━━ Stored data ━━

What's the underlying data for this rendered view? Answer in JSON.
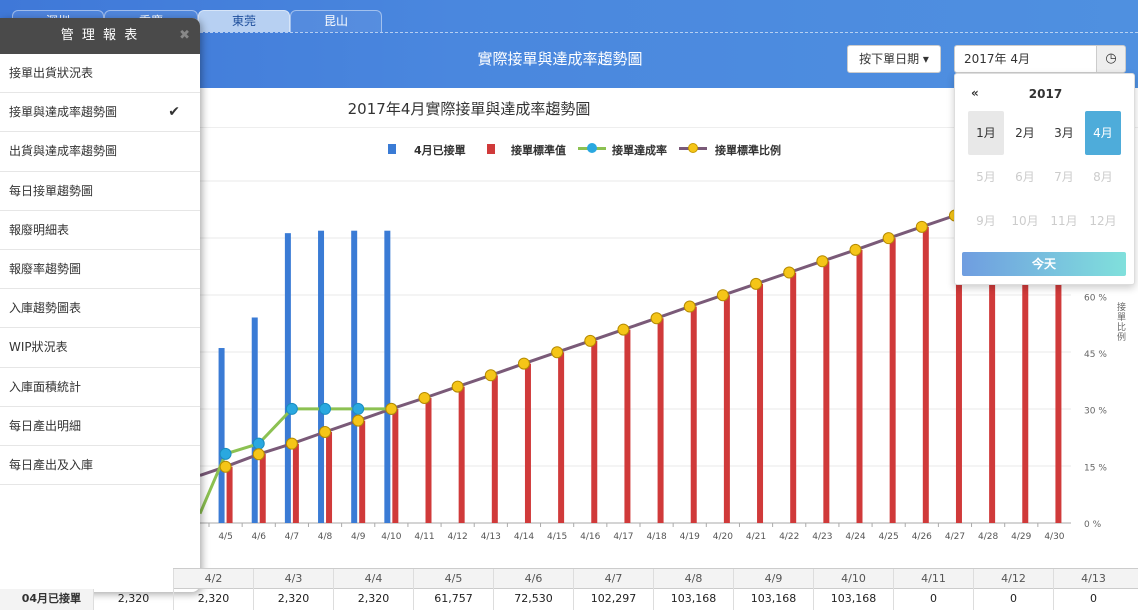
{
  "tabs": [
    {
      "label": "深圳",
      "active": false
    },
    {
      "label": "重慶",
      "active": false
    },
    {
      "label": "東莞",
      "active": true
    },
    {
      "label": "昆山",
      "active": false
    }
  ],
  "header": {
    "title": "實際接單與達成率趨勢圖",
    "sort_button": "按下單日期",
    "date_value": "2017年 4月",
    "clock_icon": "clock-icon"
  },
  "sidebar": {
    "title": "管 理 報 表",
    "close": "✖",
    "items": [
      {
        "label": "接單出貨狀況表",
        "selected": false
      },
      {
        "label": "接單與達成率趨勢圖",
        "selected": true
      },
      {
        "label": "出貨與達成率趨勢圖",
        "selected": false
      },
      {
        "label": "每日接單趨勢圖",
        "selected": false
      },
      {
        "label": "報廢明細表",
        "selected": false
      },
      {
        "label": "報廢率趨勢圖",
        "selected": false
      },
      {
        "label": "入庫趨勢圖表",
        "selected": false
      },
      {
        "label": "WIP狀況表",
        "selected": false
      },
      {
        "label": "入庫面積統計",
        "selected": false
      },
      {
        "label": "每日產出明細",
        "selected": false
      },
      {
        "label": "每日產出及入庫",
        "selected": false
      }
    ]
  },
  "datepicker": {
    "prev": "«",
    "year": "2017",
    "months": [
      "1月",
      "2月",
      "3月",
      "4月",
      "5月",
      "6月",
      "7月",
      "8月",
      "9月",
      "10月",
      "11月",
      "12月"
    ],
    "selected_month": "4月",
    "enabled_months": [
      "1月",
      "2月",
      "3月",
      "4月"
    ],
    "today_button": "今天"
  },
  "chart_data": {
    "type": "bar",
    "title": "2017年4月實際接單與達成率趨勢圖",
    "y2_label": "接單比例",
    "y2_ticks": [
      "0 %",
      "15 %",
      "30 %",
      "45 %",
      "60 %"
    ],
    "categories": [
      "4/5",
      "4/6",
      "4/7",
      "4/8",
      "4/9",
      "4/10",
      "4/11",
      "4/12",
      "4/13",
      "4/14",
      "4/15",
      "4/16",
      "4/17",
      "4/18",
      "4/19",
      "4/20",
      "4/21",
      "4/22",
      "4/23",
      "4/24",
      "4/25",
      "4/26",
      "4/27",
      "4/28",
      "4/29",
      "4/30"
    ],
    "legend": [
      "4月已接單",
      "接單標準值",
      "接單達成率",
      "接單標準比例"
    ],
    "colors": {
      "bar1": "#3a7bd5",
      "bar2": "#d03a3a",
      "line1": "#8cc152",
      "line2": "#7a5a78",
      "dot1": "#2aa8e0",
      "dot2": "#f5c518"
    },
    "series": [
      {
        "name": "4月已接單",
        "kind": "bar",
        "values": [
          61757,
          72530,
          102297,
          103168,
          103168,
          103168,
          0,
          0,
          0,
          0,
          0,
          0,
          0,
          0,
          0,
          0,
          0,
          0,
          0,
          0,
          0,
          0,
          0,
          0,
          0,
          0
        ]
      },
      {
        "name": "接單標準值",
        "kind": "bar",
        "values": [
          14.9,
          18.3,
          21.0,
          24.1,
          27.1,
          30.2,
          33.1,
          36.1,
          39.1,
          42.2,
          45.2,
          48.2,
          51.2,
          54.2,
          57.3,
          60.3,
          63.3,
          66.3,
          69.3,
          72.3,
          75.4,
          78.4,
          81.4,
          84.4,
          87.4,
          90.5
        ]
      },
      {
        "name": "接單達成率",
        "kind": "line",
        "values": [
          18.3,
          21.0,
          30.2,
          30.2,
          30.2,
          30.2
        ]
      },
      {
        "name": "接單標準比例",
        "kind": "line",
        "values": [
          14.9,
          18.2,
          21.0,
          24.1,
          27.1,
          30.2,
          33.1,
          36.1,
          39.1,
          42.2,
          45.2,
          48.2,
          51.2,
          54.2,
          57.3,
          60.3,
          63.3,
          66.3,
          69.3,
          72.3,
          75.4,
          78.4,
          81.4,
          84.4,
          87.4,
          90.5
        ]
      }
    ]
  },
  "table": {
    "row_label": "04月已接單",
    "first_value": "2,320",
    "headers": [
      "4/2",
      "4/3",
      "4/4",
      "4/5",
      "4/6",
      "4/7",
      "4/8",
      "4/9",
      "4/10",
      "4/11",
      "4/12",
      "4/13"
    ],
    "values": [
      "2,320",
      "2,320",
      "2,320",
      "61,757",
      "72,530",
      "102,297",
      "103,168",
      "103,168",
      "103,168",
      "0",
      "0",
      "0"
    ]
  }
}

━━━

In this exercise, set down all of the data exactly, without the pictures.

What's the underlying data for this rendered view? Answer in JSON.
{
  "tabs": [
    {
      "label": "深圳",
      "active": false
    },
    {
      "label": "重慶",
      "active": false
    },
    {
      "label": "東莞",
      "active": true
    },
    {
      "label": "昆山",
      "active": false
    }
  ],
  "header": {
    "title": "實際接單與達成率趨勢圖",
    "sort_button": "按下單日期",
    "date_value": "2017年 4月",
    "clock_icon": "clock-icon"
  },
  "sidebar": {
    "title": "管 理 報 表",
    "close": "✖",
    "items": [
      {
        "label": "接單出貨狀況表",
        "selected": false
      },
      {
        "label": "接單與達成率趨勢圖",
        "selected": true
      },
      {
        "label": "出貨與達成率趨勢圖",
        "selected": false
      },
      {
        "label": "每日接單趨勢圖",
        "selected": false
      },
      {
        "label": "報廢明細表",
        "selected": false
      },
      {
        "label": "報廢率趨勢圖",
        "selected": false
      },
      {
        "label": "入庫趨勢圖表",
        "selected": false
      },
      {
        "label": "WIP狀況表",
        "selected": false
      },
      {
        "label": "入庫面積統計",
        "selected": false
      },
      {
        "label": "每日產出明細",
        "selected": false
      },
      {
        "label": "每日產出及入庫",
        "selected": false
      }
    ]
  },
  "datepicker": {
    "prev": "«",
    "year": "2017",
    "months": [
      "1月",
      "2月",
      "3月",
      "4月",
      "5月",
      "6月",
      "7月",
      "8月",
      "9月",
      "10月",
      "11月",
      "12月"
    ],
    "selected_month": "4月",
    "enabled_months": [
      "1月",
      "2月",
      "3月",
      "4月"
    ],
    "today_button": "今天"
  },
  "chart_data": {
    "type": "bar",
    "title": "2017年4月實際接單與達成率趨勢圖",
    "y2_label": "接單比例",
    "y2_ticks": [
      "0 %",
      "15 %",
      "30 %",
      "45 %",
      "60 %"
    ],
    "categories": [
      "4/5",
      "4/6",
      "4/7",
      "4/8",
      "4/9",
      "4/10",
      "4/11",
      "4/12",
      "4/13",
      "4/14",
      "4/15",
      "4/16",
      "4/17",
      "4/18",
      "4/19",
      "4/20",
      "4/21",
      "4/22",
      "4/23",
      "4/24",
      "4/25",
      "4/26",
      "4/27",
      "4/28",
      "4/29",
      "4/30"
    ],
    "legend": [
      "4月已接單",
      "接單標準值",
      "接單達成率",
      "接單標準比例"
    ],
    "colors": {
      "bar1": "#3a7bd5",
      "bar2": "#d03a3a",
      "line1": "#8cc152",
      "line2": "#7a5a78",
      "dot1": "#2aa8e0",
      "dot2": "#f5c518"
    },
    "series": [
      {
        "name": "4月已接單",
        "kind": "bar",
        "values": [
          61757,
          72530,
          102297,
          103168,
          103168,
          103168,
          0,
          0,
          0,
          0,
          0,
          0,
          0,
          0,
          0,
          0,
          0,
          0,
          0,
          0,
          0,
          0,
          0,
          0,
          0,
          0
        ]
      },
      {
        "name": "接單標準值",
        "kind": "bar",
        "values": [
          14.9,
          18.3,
          21.0,
          24.1,
          27.1,
          30.2,
          33.1,
          36.1,
          39.1,
          42.2,
          45.2,
          48.2,
          51.2,
          54.2,
          57.3,
          60.3,
          63.3,
          66.3,
          69.3,
          72.3,
          75.4,
          78.4,
          81.4,
          84.4,
          87.4,
          90.5
        ]
      },
      {
        "name": "接單達成率",
        "kind": "line",
        "values": [
          18.3,
          21.0,
          30.2,
          30.2,
          30.2,
          30.2
        ]
      },
      {
        "name": "接單標準比例",
        "kind": "line",
        "values": [
          14.9,
          18.2,
          21.0,
          24.1,
          27.1,
          30.2,
          33.1,
          36.1,
          39.1,
          42.2,
          45.2,
          48.2,
          51.2,
          54.2,
          57.3,
          60.3,
          63.3,
          66.3,
          69.3,
          72.3,
          75.4,
          78.4,
          81.4,
          84.4,
          87.4,
          90.5
        ]
      }
    ]
  },
  "table": {
    "row_label": "04月已接單",
    "first_value": "2,320",
    "headers": [
      "4/2",
      "4/3",
      "4/4",
      "4/5",
      "4/6",
      "4/7",
      "4/8",
      "4/9",
      "4/10",
      "4/11",
      "4/12",
      "4/13"
    ],
    "values": [
      "2,320",
      "2,320",
      "2,320",
      "61,757",
      "72,530",
      "102,297",
      "103,168",
      "103,168",
      "103,168",
      "0",
      "0",
      "0"
    ]
  }
}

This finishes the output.